Exercise: Each record below should be repeated precisely as written.

Data records:
▶
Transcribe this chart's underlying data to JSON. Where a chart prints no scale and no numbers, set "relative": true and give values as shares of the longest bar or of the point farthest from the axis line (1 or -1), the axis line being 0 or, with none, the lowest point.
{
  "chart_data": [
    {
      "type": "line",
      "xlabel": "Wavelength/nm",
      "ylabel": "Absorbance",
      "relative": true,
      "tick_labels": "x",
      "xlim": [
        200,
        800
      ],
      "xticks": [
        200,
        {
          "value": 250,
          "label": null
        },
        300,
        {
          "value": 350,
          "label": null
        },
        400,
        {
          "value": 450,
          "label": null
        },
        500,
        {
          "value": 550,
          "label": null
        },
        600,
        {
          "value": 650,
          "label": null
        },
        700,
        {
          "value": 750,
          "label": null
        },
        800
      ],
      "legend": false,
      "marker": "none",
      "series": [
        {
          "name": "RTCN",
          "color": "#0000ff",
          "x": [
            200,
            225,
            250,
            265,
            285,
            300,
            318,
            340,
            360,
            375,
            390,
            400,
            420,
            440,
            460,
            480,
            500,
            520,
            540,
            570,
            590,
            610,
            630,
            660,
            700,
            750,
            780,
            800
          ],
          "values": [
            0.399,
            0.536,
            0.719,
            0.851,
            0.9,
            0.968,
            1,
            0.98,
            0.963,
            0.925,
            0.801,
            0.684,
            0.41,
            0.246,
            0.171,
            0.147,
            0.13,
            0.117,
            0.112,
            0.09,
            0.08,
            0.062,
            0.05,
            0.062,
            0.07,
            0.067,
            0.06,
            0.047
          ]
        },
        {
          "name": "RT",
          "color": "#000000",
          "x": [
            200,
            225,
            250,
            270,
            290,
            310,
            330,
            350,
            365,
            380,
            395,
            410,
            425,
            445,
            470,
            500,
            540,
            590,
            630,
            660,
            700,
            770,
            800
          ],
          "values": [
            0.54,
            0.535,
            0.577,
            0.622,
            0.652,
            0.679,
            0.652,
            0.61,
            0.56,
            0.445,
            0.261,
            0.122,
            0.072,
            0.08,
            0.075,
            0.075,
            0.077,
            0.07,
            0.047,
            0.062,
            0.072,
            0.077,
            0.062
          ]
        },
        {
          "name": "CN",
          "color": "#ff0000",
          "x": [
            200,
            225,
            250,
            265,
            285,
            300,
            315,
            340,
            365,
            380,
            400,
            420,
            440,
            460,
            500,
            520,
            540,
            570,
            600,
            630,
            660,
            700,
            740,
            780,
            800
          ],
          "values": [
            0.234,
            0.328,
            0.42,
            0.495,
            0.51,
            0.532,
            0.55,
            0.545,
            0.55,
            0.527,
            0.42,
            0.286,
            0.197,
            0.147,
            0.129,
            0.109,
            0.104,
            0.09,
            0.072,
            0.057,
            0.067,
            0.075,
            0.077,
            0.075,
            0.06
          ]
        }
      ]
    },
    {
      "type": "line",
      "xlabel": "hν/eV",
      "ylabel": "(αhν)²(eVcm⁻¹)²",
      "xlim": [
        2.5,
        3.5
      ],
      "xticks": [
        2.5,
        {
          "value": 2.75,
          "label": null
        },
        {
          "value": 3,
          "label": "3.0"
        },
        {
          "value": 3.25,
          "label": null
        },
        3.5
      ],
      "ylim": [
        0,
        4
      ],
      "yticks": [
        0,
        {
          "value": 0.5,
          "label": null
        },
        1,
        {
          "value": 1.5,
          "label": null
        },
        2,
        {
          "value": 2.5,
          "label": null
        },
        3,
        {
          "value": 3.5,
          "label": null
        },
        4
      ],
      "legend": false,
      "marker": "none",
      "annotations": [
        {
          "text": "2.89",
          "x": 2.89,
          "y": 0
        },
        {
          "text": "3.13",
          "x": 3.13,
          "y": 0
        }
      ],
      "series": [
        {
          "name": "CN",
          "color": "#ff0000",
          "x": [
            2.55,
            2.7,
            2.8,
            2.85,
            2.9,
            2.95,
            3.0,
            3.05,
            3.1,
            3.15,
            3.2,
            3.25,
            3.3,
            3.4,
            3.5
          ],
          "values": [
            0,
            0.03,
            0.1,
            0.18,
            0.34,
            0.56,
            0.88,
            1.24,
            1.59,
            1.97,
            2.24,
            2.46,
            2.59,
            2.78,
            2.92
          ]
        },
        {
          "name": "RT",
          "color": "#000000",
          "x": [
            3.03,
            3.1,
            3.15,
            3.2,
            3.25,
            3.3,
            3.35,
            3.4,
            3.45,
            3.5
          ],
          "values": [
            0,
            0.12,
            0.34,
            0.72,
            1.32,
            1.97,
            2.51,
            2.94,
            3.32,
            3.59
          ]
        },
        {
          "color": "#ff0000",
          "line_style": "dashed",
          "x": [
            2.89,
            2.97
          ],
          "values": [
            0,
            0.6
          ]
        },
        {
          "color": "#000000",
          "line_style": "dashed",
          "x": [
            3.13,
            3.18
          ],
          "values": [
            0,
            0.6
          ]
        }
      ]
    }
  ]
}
◀
Answer to the task:
Transcribe this chart's underlying data to JSON. Where a chart prints no scale and no numbers, set "relative": true and give values as shares of the longest bar or of the point farthest from the axis line (1 or -1), the axis line being 0 or, with none, the lowest point.
{
  "chart_data": [
    {
      "type": "line",
      "xlabel": "Wavelength/nm",
      "ylabel": "Absorbance",
      "relative": true,
      "tick_labels": "x",
      "xlim": [
        200,
        800
      ],
      "xticks": [
        200,
        {
          "value": 250,
          "label": null
        },
        300,
        {
          "value": 350,
          "label": null
        },
        400,
        {
          "value": 450,
          "label": null
        },
        500,
        {
          "value": 550,
          "label": null
        },
        600,
        {
          "value": 650,
          "label": null
        },
        700,
        {
          "value": 750,
          "label": null
        },
        800
      ],
      "legend": false,
      "marker": "none",
      "series": [
        {
          "name": "RTCN",
          "color": "#0000ff",
          "x": [
            200,
            225,
            250,
            265,
            285,
            300,
            318,
            340,
            360,
            375,
            390,
            400,
            420,
            440,
            460,
            480,
            500,
            520,
            540,
            570,
            590,
            610,
            630,
            660,
            700,
            750,
            780,
            800
          ],
          "values": [
            0.399,
            0.536,
            0.719,
            0.851,
            0.9,
            0.968,
            1,
            0.98,
            0.963,
            0.925,
            0.801,
            0.684,
            0.41,
            0.246,
            0.171,
            0.147,
            0.13,
            0.117,
            0.112,
            0.09,
            0.08,
            0.062,
            0.05,
            0.062,
            0.07,
            0.067,
            0.06,
            0.047
          ]
        },
        {
          "name": "RT",
          "color": "#000000",
          "x": [
            200,
            225,
            250,
            270,
            290,
            310,
            330,
            350,
            365,
            380,
            395,
            410,
            425,
            445,
            470,
            500,
            540,
            590,
            630,
            660,
            700,
            770,
            800
          ],
          "values": [
            0.54,
            0.535,
            0.577,
            0.622,
            0.652,
            0.679,
            0.652,
            0.61,
            0.56,
            0.445,
            0.261,
            0.122,
            0.072,
            0.08,
            0.075,
            0.075,
            0.077,
            0.07,
            0.047,
            0.062,
            0.072,
            0.077,
            0.062
          ]
        },
        {
          "name": "CN",
          "color": "#ff0000",
          "x": [
            200,
            225,
            250,
            265,
            285,
            300,
            315,
            340,
            365,
            380,
            400,
            420,
            440,
            460,
            500,
            520,
            540,
            570,
            600,
            630,
            660,
            700,
            740,
            780,
            800
          ],
          "values": [
            0.234,
            0.328,
            0.42,
            0.495,
            0.51,
            0.532,
            0.55,
            0.545,
            0.55,
            0.527,
            0.42,
            0.286,
            0.197,
            0.147,
            0.129,
            0.109,
            0.104,
            0.09,
            0.072,
            0.057,
            0.067,
            0.075,
            0.077,
            0.075,
            0.06
          ]
        }
      ]
    },
    {
      "type": "line",
      "xlabel": "hν/eV",
      "ylabel": "(αhν)²(eVcm⁻¹)²",
      "xlim": [
        2.5,
        3.5
      ],
      "xticks": [
        2.5,
        {
          "value": 2.75,
          "label": null
        },
        {
          "value": 3,
          "label": "3.0"
        },
        {
          "value": 3.25,
          "label": null
        },
        3.5
      ],
      "ylim": [
        0,
        4
      ],
      "yticks": [
        0,
        {
          "value": 0.5,
          "label": null
        },
        1,
        {
          "value": 1.5,
          "label": null
        },
        2,
        {
          "value": 2.5,
          "label": null
        },
        3,
        {
          "value": 3.5,
          "label": null
        },
        4
      ],
      "legend": false,
      "marker": "none",
      "annotations": [
        {
          "text": "2.89",
          "x": 2.89,
          "y": 0
        },
        {
          "text": "3.13",
          "x": 3.13,
          "y": 0
        }
      ],
      "series": [
        {
          "name": "CN",
          "color": "#ff0000",
          "x": [
            2.55,
            2.7,
            2.8,
            2.85,
            2.9,
            2.95,
            3.0,
            3.05,
            3.1,
            3.15,
            3.2,
            3.25,
            3.3,
            3.4,
            3.5
          ],
          "values": [
            0,
            0.03,
            0.1,
            0.18,
            0.34,
            0.56,
            0.88,
            1.24,
            1.59,
            1.97,
            2.24,
            2.46,
            2.59,
            2.78,
            2.92
          ]
        },
        {
          "name": "RT",
          "color": "#000000",
          "x": [
            3.03,
            3.1,
            3.15,
            3.2,
            3.25,
            3.3,
            3.35,
            3.4,
            3.45,
            3.5
          ],
          "values": [
            0,
            0.12,
            0.34,
            0.72,
            1.32,
            1.97,
            2.51,
            2.94,
            3.32,
            3.59
          ]
        },
        {
          "color": "#ff0000",
          "line_style": "dashed",
          "x": [
            2.89,
            2.97
          ],
          "values": [
            0,
            0.6
          ]
        },
        {
          "color": "#000000",
          "line_style": "dashed",
          "x": [
            3.13,
            3.18
          ],
          "values": [
            0,
            0.6
          ]
        }
      ]
    }
  ]
}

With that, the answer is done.